=== EXERCISE REQUIREMENTS ===
Report how many lines in the records below contain the word "klauzule". Give only the number.
* Begin *
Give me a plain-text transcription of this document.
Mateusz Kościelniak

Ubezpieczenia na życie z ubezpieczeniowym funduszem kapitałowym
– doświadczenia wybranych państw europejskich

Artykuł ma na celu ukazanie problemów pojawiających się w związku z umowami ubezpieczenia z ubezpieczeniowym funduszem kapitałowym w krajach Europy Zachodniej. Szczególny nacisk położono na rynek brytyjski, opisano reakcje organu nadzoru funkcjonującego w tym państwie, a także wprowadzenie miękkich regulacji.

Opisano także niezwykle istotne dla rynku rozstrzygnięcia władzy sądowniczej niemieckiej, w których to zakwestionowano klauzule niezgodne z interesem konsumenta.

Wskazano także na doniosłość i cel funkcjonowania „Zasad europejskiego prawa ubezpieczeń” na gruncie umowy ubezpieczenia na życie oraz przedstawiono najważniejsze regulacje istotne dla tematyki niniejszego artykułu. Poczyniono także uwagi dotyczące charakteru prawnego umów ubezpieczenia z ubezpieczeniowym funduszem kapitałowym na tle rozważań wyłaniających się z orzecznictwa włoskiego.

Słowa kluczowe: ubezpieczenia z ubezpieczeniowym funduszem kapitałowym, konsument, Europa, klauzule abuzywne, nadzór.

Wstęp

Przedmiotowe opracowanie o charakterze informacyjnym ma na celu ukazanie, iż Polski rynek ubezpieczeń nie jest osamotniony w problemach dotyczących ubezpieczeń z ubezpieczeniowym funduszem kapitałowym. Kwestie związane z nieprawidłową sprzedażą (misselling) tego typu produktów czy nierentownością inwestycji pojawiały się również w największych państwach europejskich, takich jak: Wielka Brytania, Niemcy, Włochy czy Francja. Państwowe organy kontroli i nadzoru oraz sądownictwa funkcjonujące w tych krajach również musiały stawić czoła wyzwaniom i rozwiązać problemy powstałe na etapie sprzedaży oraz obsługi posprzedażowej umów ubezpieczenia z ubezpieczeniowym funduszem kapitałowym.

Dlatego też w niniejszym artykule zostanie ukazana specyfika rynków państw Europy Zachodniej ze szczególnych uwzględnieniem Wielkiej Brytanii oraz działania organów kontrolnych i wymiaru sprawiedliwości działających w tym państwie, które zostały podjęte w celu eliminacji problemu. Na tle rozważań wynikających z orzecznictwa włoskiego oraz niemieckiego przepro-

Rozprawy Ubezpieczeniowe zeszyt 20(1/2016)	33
* End *
=== EXPECTED ANSWER ===
2